▶ [TASK GOAL]:
Copy the lines below as they are; omit the images they contain.

(Entries taken from a collection)
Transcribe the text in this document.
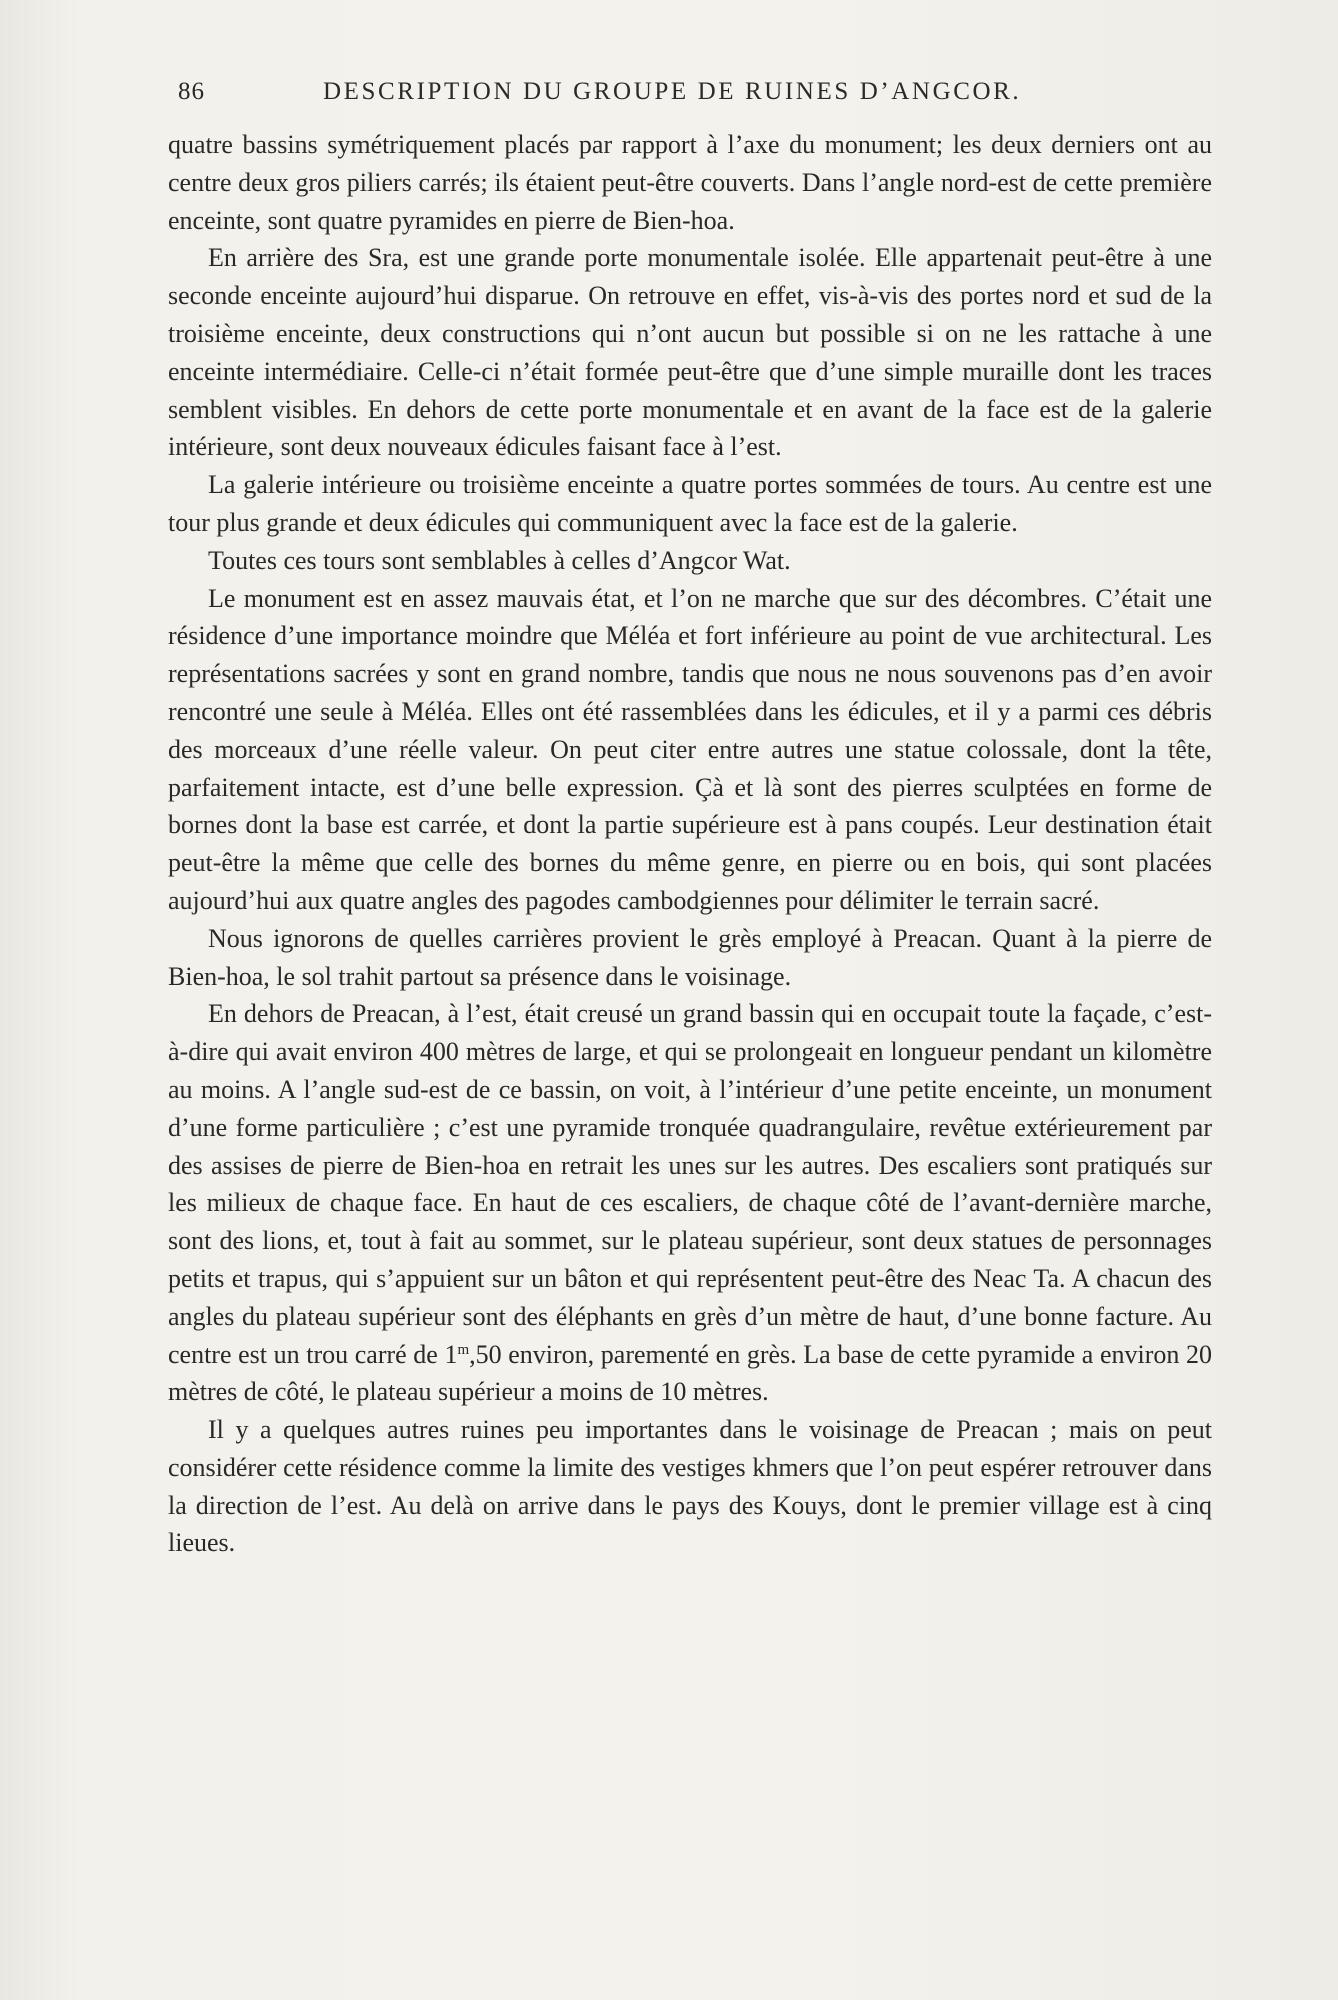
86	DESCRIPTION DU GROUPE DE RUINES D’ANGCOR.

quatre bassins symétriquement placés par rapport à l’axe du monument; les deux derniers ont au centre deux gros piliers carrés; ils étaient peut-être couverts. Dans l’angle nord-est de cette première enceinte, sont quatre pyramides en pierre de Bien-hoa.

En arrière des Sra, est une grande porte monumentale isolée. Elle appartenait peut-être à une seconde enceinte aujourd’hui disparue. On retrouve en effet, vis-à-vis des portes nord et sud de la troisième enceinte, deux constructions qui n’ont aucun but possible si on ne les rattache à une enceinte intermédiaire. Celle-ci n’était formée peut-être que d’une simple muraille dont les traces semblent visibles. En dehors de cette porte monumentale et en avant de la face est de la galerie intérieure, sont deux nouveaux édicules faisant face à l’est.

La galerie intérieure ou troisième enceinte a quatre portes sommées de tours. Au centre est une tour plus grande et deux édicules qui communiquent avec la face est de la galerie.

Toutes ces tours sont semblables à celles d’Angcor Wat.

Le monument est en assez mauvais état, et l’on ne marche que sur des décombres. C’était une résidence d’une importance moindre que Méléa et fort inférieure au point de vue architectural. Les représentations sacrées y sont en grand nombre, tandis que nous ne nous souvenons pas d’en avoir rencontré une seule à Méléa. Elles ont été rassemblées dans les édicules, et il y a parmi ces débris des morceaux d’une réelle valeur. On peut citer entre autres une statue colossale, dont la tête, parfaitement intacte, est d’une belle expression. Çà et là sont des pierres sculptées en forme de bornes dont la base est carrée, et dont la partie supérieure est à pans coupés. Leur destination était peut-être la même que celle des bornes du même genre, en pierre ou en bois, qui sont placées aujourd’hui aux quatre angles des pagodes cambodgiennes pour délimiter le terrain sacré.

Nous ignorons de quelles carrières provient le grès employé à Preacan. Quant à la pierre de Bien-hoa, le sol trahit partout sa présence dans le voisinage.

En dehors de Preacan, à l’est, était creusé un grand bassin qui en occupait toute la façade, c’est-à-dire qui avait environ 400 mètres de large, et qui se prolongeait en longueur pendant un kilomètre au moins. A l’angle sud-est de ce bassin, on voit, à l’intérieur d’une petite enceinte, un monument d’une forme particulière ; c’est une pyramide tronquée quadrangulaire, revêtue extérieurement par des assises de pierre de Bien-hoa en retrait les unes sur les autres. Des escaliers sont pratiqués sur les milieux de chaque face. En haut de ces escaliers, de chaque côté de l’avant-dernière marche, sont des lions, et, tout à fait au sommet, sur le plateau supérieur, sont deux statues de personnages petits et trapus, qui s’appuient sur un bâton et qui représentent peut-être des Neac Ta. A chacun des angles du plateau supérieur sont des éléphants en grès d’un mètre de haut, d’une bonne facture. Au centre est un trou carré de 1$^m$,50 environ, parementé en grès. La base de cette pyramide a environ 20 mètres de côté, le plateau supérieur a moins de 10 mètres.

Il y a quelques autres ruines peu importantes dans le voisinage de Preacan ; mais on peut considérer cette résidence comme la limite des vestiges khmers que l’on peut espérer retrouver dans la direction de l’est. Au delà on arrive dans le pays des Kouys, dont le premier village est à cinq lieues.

▶ [EXPECTED OUTPUT]:
Transcribe the text in this document.
86	DESCRIPTION DU GROUPE DE RUINES D’ANGCOR.

quatre bassins symétriquement placés par rapport à l’axe du monument; les deux derniers ont au centre deux gros piliers carrés; ils étaient peut-être couverts. Dans l’angle nord-est de cette première enceinte, sont quatre pyramides en pierre de Bien-hoa.

En arrière des Sra, est une grande porte monumentale isolée. Elle appartenait peut-être à une seconde enceinte aujourd’hui disparue. On retrouve en effet, vis-à-vis des portes nord et sud de la troisième enceinte, deux constructions qui n’ont aucun but possible si on ne les rattache à une enceinte intermédiaire. Celle-ci n’était formée peut-être que d’une simple muraille dont les traces semblent visibles. En dehors de cette porte monumentale et en avant de la face est de la galerie intérieure, sont deux nouveaux édicules faisant face à l’est.

La galerie intérieure ou troisième enceinte a quatre portes sommées de tours. Au centre est une tour plus grande et deux édicules qui communiquent avec la face est de la galerie.

Toutes ces tours sont semblables à celles d’Angcor Wat.

Le monument est en assez mauvais état, et l’on ne marche que sur des décombres. C’était une résidence d’une importance moindre que Méléa et fort inférieure au point de vue architectural. Les représentations sacrées y sont en grand nombre, tandis que nous ne nous souvenons pas d’en avoir rencontré une seule à Méléa. Elles ont été rassemblées dans les édicules, et il y a parmi ces débris des morceaux d’une réelle valeur. On peut citer entre autres une statue colossale, dont la tête, parfaitement intacte, est d’une belle expression. Çà et là sont des pierres sculptées en forme de bornes dont la base est carrée, et dont la partie supérieure est à pans coupés. Leur destination était peut-être la même que celle des bornes du même genre, en pierre ou en bois, qui sont placées aujourd’hui aux quatre angles des pagodes cambodgiennes pour délimiter le terrain sacré.

Nous ignorons de quelles carrières provient le grès employé à Preacan. Quant à la pierre de Bien-hoa, le sol trahit partout sa présence dans le voisinage.

En dehors de Preacan, à l’est, était creusé un grand bassin qui en occupait toute la façade, c’est-à-dire qui avait environ 400 mètres de large, et qui se prolongeait en longueur pendant un kilomètre au moins. A l’angle sud-est de ce bassin, on voit, à l’intérieur d’une petite enceinte, un monument d’une forme particulière ; c’est une pyramide tronquée quadrangulaire, revêtue extérieurement par des assises de pierre de Bien-hoa en retrait les unes sur les autres. Des escaliers sont pratiqués sur les milieux de chaque face. En haut de ces escaliers, de chaque côté de l’avant-dernière marche, sont des lions, et, tout à fait au sommet, sur le plateau supérieur, sont deux statues de personnages petits et trapus, qui s’appuient sur un bâton et qui représentent peut-être des Neac Ta. A chacun des angles du plateau supérieur sont des éléphants en grès d’un mètre de haut, d’une bonne facture. Au centre est un trou carré de 1$^m$,50 environ, parementé en grès. La base de cette pyramide a environ 20 mètres de côté, le plateau supérieur a moins de 10 mètres.

Il y a quelques autres ruines peu importantes dans le voisinage de Preacan ; mais on peut considérer cette résidence comme la limite des vestiges khmers que l’on peut espérer retrouver dans la direction de l’est. Au delà on arrive dans le pays des Kouys, dont le premier village est à cinq lieues.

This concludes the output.